___ INFORMATION SHOWN
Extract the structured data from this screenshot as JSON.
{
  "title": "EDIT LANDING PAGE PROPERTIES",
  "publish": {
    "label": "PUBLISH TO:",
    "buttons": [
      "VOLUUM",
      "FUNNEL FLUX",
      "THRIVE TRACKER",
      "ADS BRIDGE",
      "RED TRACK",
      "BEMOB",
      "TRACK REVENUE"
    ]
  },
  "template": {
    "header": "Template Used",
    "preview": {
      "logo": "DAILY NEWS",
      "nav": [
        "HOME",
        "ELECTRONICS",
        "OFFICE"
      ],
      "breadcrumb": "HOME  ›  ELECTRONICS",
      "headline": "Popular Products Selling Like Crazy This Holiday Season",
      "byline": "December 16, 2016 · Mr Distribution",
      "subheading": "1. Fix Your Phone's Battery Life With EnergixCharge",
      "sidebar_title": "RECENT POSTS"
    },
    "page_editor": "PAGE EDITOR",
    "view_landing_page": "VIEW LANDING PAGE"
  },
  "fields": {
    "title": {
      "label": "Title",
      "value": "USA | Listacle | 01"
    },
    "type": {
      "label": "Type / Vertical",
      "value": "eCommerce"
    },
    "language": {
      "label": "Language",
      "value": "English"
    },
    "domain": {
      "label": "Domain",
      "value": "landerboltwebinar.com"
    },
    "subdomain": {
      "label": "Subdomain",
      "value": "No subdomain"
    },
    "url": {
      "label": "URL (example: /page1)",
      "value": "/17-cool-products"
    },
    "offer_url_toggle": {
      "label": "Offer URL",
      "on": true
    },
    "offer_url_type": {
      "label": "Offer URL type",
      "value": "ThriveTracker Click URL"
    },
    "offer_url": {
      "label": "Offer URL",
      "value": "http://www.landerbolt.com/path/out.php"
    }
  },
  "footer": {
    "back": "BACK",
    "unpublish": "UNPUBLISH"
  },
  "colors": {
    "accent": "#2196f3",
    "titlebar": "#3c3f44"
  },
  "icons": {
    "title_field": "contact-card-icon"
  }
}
______
YOUR OBJECTIVE - Take the entries above and transcribe them exactly.

ANSWER TO THIS TASK -
Extract the structured data from this screenshot as JSON.
{
  "title": "EDIT LANDING PAGE PROPERTIES",
  "publish": {
    "label": "PUBLISH TO:",
    "buttons": [
      "VOLUUM",
      "FUNNEL FLUX",
      "THRIVE TRACKER",
      "ADS BRIDGE",
      "RED TRACK",
      "BEMOB",
      "TRACK REVENUE"
    ]
  },
  "template": {
    "header": "Template Used",
    "preview": {
      "logo": "DAILY NEWS",
      "nav": [
        "HOME",
        "ELECTRONICS",
        "OFFICE"
      ],
      "breadcrumb": "HOME  ›  ELECTRONICS",
      "headline": "Popular Products Selling Like Crazy This Holiday Season",
      "byline": "December 16, 2016 · Mr Distribution",
      "subheading": "1. Fix Your Phone's Battery Life With EnergixCharge",
      "sidebar_title": "RECENT POSTS"
    },
    "page_editor": "PAGE EDITOR",
    "view_landing_page": "VIEW LANDING PAGE"
  },
  "fields": {
    "title": {
      "label": "Title",
      "value": "USA | Listacle | 01"
    },
    "type": {
      "label": "Type / Vertical",
      "value": "eCommerce"
    },
    "language": {
      "label": "Language",
      "value": "English"
    },
    "domain": {
      "label": "Domain",
      "value": "landerboltwebinar.com"
    },
    "subdomain": {
      "label": "Subdomain",
      "value": "No subdomain"
    },
    "url": {
      "label": "URL (example: /page1)",
      "value": "/17-cool-products"
    },
    "offer_url_toggle": {
      "label": "Offer URL",
      "on": true
    },
    "offer_url_type": {
      "label": "Offer URL type",
      "value": "ThriveTracker Click URL"
    },
    "offer_url": {
      "label": "Offer URL",
      "value": "http://www.landerbolt.com/path/out.php"
    }
  },
  "footer": {
    "back": "BACK",
    "unpublish": "UNPUBLISH"
  },
  "colors": {
    "accent": "#2196f3",
    "titlebar": "#3c3f44"
  },
  "icons": {
    "title_field": "contact-card-icon"
  }
}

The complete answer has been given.